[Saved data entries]
···

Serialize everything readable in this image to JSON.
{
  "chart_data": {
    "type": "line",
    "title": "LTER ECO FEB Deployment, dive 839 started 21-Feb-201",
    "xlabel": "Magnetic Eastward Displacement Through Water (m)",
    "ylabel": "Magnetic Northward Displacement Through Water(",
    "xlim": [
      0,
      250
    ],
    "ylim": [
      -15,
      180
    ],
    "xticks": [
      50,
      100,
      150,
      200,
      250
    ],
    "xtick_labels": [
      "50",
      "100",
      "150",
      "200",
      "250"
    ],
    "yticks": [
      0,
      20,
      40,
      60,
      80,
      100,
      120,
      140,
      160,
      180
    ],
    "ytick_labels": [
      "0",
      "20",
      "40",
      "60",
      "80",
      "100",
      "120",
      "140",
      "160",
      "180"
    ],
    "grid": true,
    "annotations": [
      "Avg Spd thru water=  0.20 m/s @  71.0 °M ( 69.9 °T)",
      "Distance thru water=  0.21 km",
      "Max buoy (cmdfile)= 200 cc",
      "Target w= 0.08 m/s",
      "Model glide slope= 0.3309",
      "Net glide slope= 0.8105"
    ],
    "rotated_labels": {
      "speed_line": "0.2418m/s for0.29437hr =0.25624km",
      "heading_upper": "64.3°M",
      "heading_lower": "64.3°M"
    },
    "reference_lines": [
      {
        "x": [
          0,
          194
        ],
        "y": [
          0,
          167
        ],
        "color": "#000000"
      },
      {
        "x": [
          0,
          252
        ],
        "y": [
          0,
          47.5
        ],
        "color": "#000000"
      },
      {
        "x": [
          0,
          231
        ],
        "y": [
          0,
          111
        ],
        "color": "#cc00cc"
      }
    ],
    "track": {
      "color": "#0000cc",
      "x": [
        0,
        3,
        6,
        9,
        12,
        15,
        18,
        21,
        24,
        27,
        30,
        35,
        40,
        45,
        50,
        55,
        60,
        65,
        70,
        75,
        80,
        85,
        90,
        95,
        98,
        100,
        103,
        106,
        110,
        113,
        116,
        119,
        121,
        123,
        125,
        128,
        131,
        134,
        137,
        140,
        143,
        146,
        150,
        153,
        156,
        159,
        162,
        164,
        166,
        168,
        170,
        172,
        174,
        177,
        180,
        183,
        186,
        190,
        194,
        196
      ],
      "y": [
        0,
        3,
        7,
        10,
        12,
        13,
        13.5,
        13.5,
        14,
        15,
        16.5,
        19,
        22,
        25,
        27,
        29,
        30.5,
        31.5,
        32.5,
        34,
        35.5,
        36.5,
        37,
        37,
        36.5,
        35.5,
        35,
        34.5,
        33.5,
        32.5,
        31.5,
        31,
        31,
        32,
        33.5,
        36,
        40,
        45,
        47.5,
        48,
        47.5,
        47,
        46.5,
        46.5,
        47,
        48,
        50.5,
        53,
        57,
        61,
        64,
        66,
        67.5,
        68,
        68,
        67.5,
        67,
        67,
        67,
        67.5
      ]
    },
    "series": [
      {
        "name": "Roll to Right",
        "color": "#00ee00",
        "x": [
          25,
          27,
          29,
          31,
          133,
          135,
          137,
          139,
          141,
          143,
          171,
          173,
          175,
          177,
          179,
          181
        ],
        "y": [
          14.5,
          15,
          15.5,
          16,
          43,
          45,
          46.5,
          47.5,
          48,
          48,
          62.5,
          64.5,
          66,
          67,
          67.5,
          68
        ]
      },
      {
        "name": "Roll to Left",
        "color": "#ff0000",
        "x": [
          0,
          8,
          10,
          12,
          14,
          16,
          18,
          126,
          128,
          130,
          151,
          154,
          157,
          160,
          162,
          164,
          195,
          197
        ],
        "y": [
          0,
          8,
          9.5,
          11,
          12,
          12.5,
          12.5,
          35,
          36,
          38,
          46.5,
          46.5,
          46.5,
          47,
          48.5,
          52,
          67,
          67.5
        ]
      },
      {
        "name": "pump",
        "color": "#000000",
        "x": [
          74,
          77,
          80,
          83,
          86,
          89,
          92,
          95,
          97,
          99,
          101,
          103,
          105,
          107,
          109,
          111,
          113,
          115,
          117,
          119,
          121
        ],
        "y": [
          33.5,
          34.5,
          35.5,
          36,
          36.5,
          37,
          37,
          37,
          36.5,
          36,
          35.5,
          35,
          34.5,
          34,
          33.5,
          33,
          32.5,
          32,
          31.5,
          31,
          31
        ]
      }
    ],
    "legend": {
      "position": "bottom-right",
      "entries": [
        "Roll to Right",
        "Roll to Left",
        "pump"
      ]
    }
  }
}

···

**To be done:** Every line of the records above needs to be given again exactly.

**Result:**
Serialize everything readable in this image to JSON.
{
  "chart_data": {
    "type": "line",
    "title": "LTER ECO FEB Deployment, dive 839 started 21-Feb-201",
    "xlabel": "Magnetic Eastward Displacement Through Water (m)",
    "ylabel": "Magnetic Northward Displacement Through Water(",
    "xlim": [
      0,
      250
    ],
    "ylim": [
      -15,
      180
    ],
    "xticks": [
      50,
      100,
      150,
      200,
      250
    ],
    "xtick_labels": [
      "50",
      "100",
      "150",
      "200",
      "250"
    ],
    "yticks": [
      0,
      20,
      40,
      60,
      80,
      100,
      120,
      140,
      160,
      180
    ],
    "ytick_labels": [
      "0",
      "20",
      "40",
      "60",
      "80",
      "100",
      "120",
      "140",
      "160",
      "180"
    ],
    "grid": true,
    "annotations": [
      "Avg Spd thru water=  0.20 m/s @  71.0 °M ( 69.9 °T)",
      "Distance thru water=  0.21 km",
      "Max buoy (cmdfile)= 200 cc",
      "Target w= 0.08 m/s",
      "Model glide slope= 0.3309",
      "Net glide slope= 0.8105"
    ],
    "rotated_labels": {
      "speed_line": "0.2418m/s for0.29437hr =0.25624km",
      "heading_upper": "64.3°M",
      "heading_lower": "64.3°M"
    },
    "reference_lines": [
      {
        "x": [
          0,
          194
        ],
        "y": [
          0,
          167
        ],
        "color": "#000000"
      },
      {
        "x": [
          0,
          252
        ],
        "y": [
          0,
          47.5
        ],
        "color": "#000000"
      },
      {
        "x": [
          0,
          231
        ],
        "y": [
          0,
          111
        ],
        "color": "#cc00cc"
      }
    ],
    "track": {
      "color": "#0000cc",
      "x": [
        0,
        3,
        6,
        9,
        12,
        15,
        18,
        21,
        24,
        27,
        30,
        35,
        40,
        45,
        50,
        55,
        60,
        65,
        70,
        75,
        80,
        85,
        90,
        95,
        98,
        100,
        103,
        106,
        110,
        113,
        116,
        119,
        121,
        123,
        125,
        128,
        131,
        134,
        137,
        140,
        143,
        146,
        150,
        153,
        156,
        159,
        162,
        164,
        166,
        168,
        170,
        172,
        174,
        177,
        180,
        183,
        186,
        190,
        194,
        196
      ],
      "y": [
        0,
        3,
        7,
        10,
        12,
        13,
        13.5,
        13.5,
        14,
        15,
        16.5,
        19,
        22,
        25,
        27,
        29,
        30.5,
        31.5,
        32.5,
        34,
        35.5,
        36.5,
        37,
        37,
        36.5,
        35.5,
        35,
        34.5,
        33.5,
        32.5,
        31.5,
        31,
        31,
        32,
        33.5,
        36,
        40,
        45,
        47.5,
        48,
        47.5,
        47,
        46.5,
        46.5,
        47,
        48,
        50.5,
        53,
        57,
        61,
        64,
        66,
        67.5,
        68,
        68,
        67.5,
        67,
        67,
        67,
        67.5
      ]
    },
    "series": [
      {
        "name": "Roll to Right",
        "color": "#00ee00",
        "x": [
          25,
          27,
          29,
          31,
          133,
          135,
          137,
          139,
          141,
          143,
          171,
          173,
          175,
          177,
          179,
          181
        ],
        "y": [
          14.5,
          15,
          15.5,
          16,
          43,
          45,
          46.5,
          47.5,
          48,
          48,
          62.5,
          64.5,
          66,
          67,
          67.5,
          68
        ]
      },
      {
        "name": "Roll to Left",
        "color": "#ff0000",
        "x": [
          0,
          8,
          10,
          12,
          14,
          16,
          18,
          126,
          128,
          130,
          151,
          154,
          157,
          160,
          162,
          164,
          195,
          197
        ],
        "y": [
          0,
          8,
          9.5,
          11,
          12,
          12.5,
          12.5,
          35,
          36,
          38,
          46.5,
          46.5,
          46.5,
          47,
          48.5,
          52,
          67,
          67.5
        ]
      },
      {
        "name": "pump",
        "color": "#000000",
        "x": [
          74,
          77,
          80,
          83,
          86,
          89,
          92,
          95,
          97,
          99,
          101,
          103,
          105,
          107,
          109,
          111,
          113,
          115,
          117,
          119,
          121
        ],
        "y": [
          33.5,
          34.5,
          35.5,
          36,
          36.5,
          37,
          37,
          37,
          36.5,
          36,
          35.5,
          35,
          34.5,
          34,
          33.5,
          33,
          32.5,
          32,
          31.5,
          31,
          31
        ]
      }
    ],
    "legend": {
      "position": "bottom-right",
      "entries": [
        "Roll to Right",
        "Roll to Left",
        "pump"
      ]
    }
  }
}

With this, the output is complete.